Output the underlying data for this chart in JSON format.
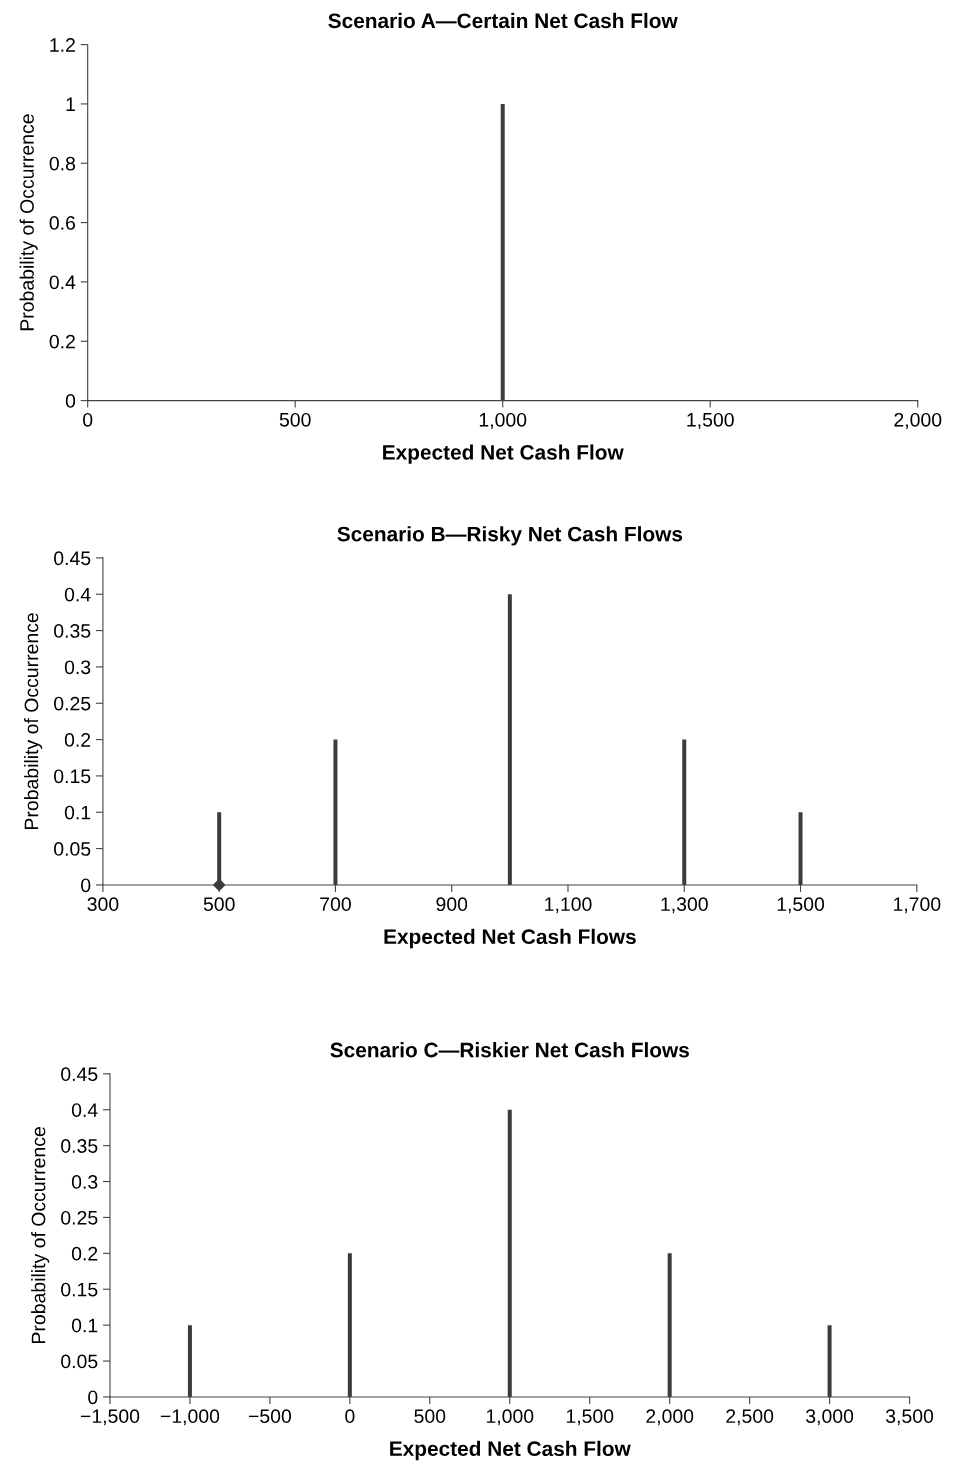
{
  "chart_data": [
    {
      "type": "bar",
      "title": "Scenario A—Certain Net Cash Flow",
      "xlabel": "Expected Net Cash Flow",
      "ylabel": "Probability of Occurrence",
      "x": [
        1000
      ],
      "values": [
        1
      ],
      "color": "#3c3c3c",
      "xlim": [
        0,
        2000
      ],
      "xticks": [
        0,
        500,
        {
          "value": 1000,
          "label": "1,000"
        },
        {
          "value": 1500,
          "label": "1,500"
        },
        {
          "value": 2000,
          "label": "2,000"
        }
      ],
      "ylim": [
        0,
        1.2
      ],
      "yticks": [
        0,
        0.2,
        0.4,
        0.6,
        0.8,
        1,
        1.2
      ],
      "grid": false,
      "legend": false
    },
    {
      "type": "bar",
      "title": "Scenario B—Risky Net Cash Flows",
      "xlabel": "Expected Net Cash Flows",
      "ylabel": "Probability of Occurrence",
      "x": [
        500,
        700,
        1000,
        1300,
        1500
      ],
      "values": [
        0.1,
        0.2,
        0.4,
        0.2,
        0.1
      ],
      "color": "#3c3c3c",
      "series": [
        {
          "type": "scatter",
          "x": [
            500
          ],
          "values": [
            0
          ],
          "color": "#3c3c3c",
          "marker": "diamond"
        }
      ],
      "xlim": [
        300,
        1700
      ],
      "xticks": [
        300,
        500,
        700,
        900,
        {
          "value": 1100,
          "label": "1,100"
        },
        {
          "value": 1300,
          "label": "1,300"
        },
        {
          "value": 1500,
          "label": "1,500"
        },
        {
          "value": 1700,
          "label": "1,700"
        }
      ],
      "ylim": [
        0,
        0.45
      ],
      "yticks": [
        0,
        0.05,
        0.1,
        0.15,
        0.2,
        0.25,
        0.3,
        0.35,
        0.4,
        0.45
      ],
      "grid": false,
      "legend": false
    },
    {
      "type": "bar",
      "title": "Scenario C—Riskier Net Cash Flows",
      "xlabel": "Expected Net Cash Flow",
      "ylabel": "Probability of Occurrence",
      "x": [
        -1000,
        0,
        1000,
        2000,
        3000
      ],
      "values": [
        0.1,
        0.2,
        0.4,
        0.2,
        0.1
      ],
      "color": "#3c3c3c",
      "xlim": [
        -1500,
        3500
      ],
      "xticks": [
        {
          "value": -1500,
          "label": "−1,500"
        },
        {
          "value": -1000,
          "label": "−1,000"
        },
        {
          "value": -500,
          "label": "−500"
        },
        0,
        500,
        {
          "value": 1000,
          "label": "1,000"
        },
        {
          "value": 1500,
          "label": "1,500"
        },
        {
          "value": 2000,
          "label": "2,000"
        },
        {
          "value": 2500,
          "label": "2,500"
        },
        {
          "value": 3000,
          "label": "3,000"
        },
        {
          "value": 3500,
          "label": "3,500"
        }
      ],
      "ylim": [
        0,
        0.45
      ],
      "yticks": [
        0,
        0.05,
        0.1,
        0.15,
        0.2,
        0.25,
        0.3,
        0.35,
        0.4,
        0.45
      ],
      "grid": false,
      "legend": false
    }
  ]
}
******
What you need to do:
Print all entries exactly. The images do not belong in the copy.

The response:
Output the underlying data for this chart in JSON format.
{
  "chart_data": [
    {
      "type": "bar",
      "title": "Scenario A—Certain Net Cash Flow",
      "xlabel": "Expected Net Cash Flow",
      "ylabel": "Probability of Occurrence",
      "x": [
        1000
      ],
      "values": [
        1
      ],
      "color": "#3c3c3c",
      "xlim": [
        0,
        2000
      ],
      "xticks": [
        0,
        500,
        {
          "value": 1000,
          "label": "1,000"
        },
        {
          "value": 1500,
          "label": "1,500"
        },
        {
          "value": 2000,
          "label": "2,000"
        }
      ],
      "ylim": [
        0,
        1.2
      ],
      "yticks": [
        0,
        0.2,
        0.4,
        0.6,
        0.8,
        1,
        1.2
      ],
      "grid": false,
      "legend": false
    },
    {
      "type": "bar",
      "title": "Scenario B—Risky Net Cash Flows",
      "xlabel": "Expected Net Cash Flows",
      "ylabel": "Probability of Occurrence",
      "x": [
        500,
        700,
        1000,
        1300,
        1500
      ],
      "values": [
        0.1,
        0.2,
        0.4,
        0.2,
        0.1
      ],
      "color": "#3c3c3c",
      "series": [
        {
          "type": "scatter",
          "x": [
            500
          ],
          "values": [
            0
          ],
          "color": "#3c3c3c",
          "marker": "diamond"
        }
      ],
      "xlim": [
        300,
        1700
      ],
      "xticks": [
        300,
        500,
        700,
        900,
        {
          "value": 1100,
          "label": "1,100"
        },
        {
          "value": 1300,
          "label": "1,300"
        },
        {
          "value": 1500,
          "label": "1,500"
        },
        {
          "value": 1700,
          "label": "1,700"
        }
      ],
      "ylim": [
        0,
        0.45
      ],
      "yticks": [
        0,
        0.05,
        0.1,
        0.15,
        0.2,
        0.25,
        0.3,
        0.35,
        0.4,
        0.45
      ],
      "grid": false,
      "legend": false
    },
    {
      "type": "bar",
      "title": "Scenario C—Riskier Net Cash Flows",
      "xlabel": "Expected Net Cash Flow",
      "ylabel": "Probability of Occurrence",
      "x": [
        -1000,
        0,
        1000,
        2000,
        3000
      ],
      "values": [
        0.1,
        0.2,
        0.4,
        0.2,
        0.1
      ],
      "color": "#3c3c3c",
      "xlim": [
        -1500,
        3500
      ],
      "xticks": [
        {
          "value": -1500,
          "label": "−1,500"
        },
        {
          "value": -1000,
          "label": "−1,000"
        },
        {
          "value": -500,
          "label": "−500"
        },
        0,
        500,
        {
          "value": 1000,
          "label": "1,000"
        },
        {
          "value": 1500,
          "label": "1,500"
        },
        {
          "value": 2000,
          "label": "2,000"
        },
        {
          "value": 2500,
          "label": "2,500"
        },
        {
          "value": 3000,
          "label": "3,000"
        },
        {
          "value": 3500,
          "label": "3,500"
        }
      ],
      "ylim": [
        0,
        0.45
      ],
      "yticks": [
        0,
        0.05,
        0.1,
        0.15,
        0.2,
        0.25,
        0.3,
        0.35,
        0.4,
        0.45
      ],
      "grid": false,
      "legend": false
    }
  ]
}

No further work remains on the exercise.